What is required. Return the number of lines holding "Patrizia", with nothing added.

Records for this exercise.
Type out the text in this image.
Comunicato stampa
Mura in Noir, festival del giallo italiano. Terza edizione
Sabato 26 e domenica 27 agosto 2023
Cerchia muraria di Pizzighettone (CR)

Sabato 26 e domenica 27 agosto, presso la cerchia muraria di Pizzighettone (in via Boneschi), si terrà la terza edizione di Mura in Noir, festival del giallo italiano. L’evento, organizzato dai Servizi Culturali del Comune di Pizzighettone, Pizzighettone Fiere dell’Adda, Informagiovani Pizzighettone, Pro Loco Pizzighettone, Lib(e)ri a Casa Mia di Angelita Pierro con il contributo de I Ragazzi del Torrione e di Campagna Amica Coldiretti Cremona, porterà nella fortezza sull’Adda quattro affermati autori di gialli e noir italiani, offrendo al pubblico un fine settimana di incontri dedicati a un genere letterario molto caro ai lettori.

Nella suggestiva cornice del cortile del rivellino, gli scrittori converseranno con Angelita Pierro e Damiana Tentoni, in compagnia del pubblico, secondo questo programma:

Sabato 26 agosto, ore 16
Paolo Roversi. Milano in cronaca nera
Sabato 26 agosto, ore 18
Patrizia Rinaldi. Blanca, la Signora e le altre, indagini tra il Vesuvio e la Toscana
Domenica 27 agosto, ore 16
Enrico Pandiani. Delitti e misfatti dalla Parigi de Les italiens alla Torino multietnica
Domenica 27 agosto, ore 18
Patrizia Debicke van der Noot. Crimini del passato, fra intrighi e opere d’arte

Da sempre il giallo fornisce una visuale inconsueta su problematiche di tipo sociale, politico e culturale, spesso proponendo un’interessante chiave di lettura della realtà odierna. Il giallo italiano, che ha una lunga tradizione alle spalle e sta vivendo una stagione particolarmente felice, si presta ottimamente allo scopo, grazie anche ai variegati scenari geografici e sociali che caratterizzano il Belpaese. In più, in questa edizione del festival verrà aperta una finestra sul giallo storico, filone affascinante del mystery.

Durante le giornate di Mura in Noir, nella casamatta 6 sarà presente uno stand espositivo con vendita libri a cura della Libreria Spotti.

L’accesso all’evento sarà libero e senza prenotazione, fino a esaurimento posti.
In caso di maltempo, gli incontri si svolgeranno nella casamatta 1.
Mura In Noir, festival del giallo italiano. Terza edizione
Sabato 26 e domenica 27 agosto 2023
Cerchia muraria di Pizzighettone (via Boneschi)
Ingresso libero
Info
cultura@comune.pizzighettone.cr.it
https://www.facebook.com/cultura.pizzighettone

Result. 2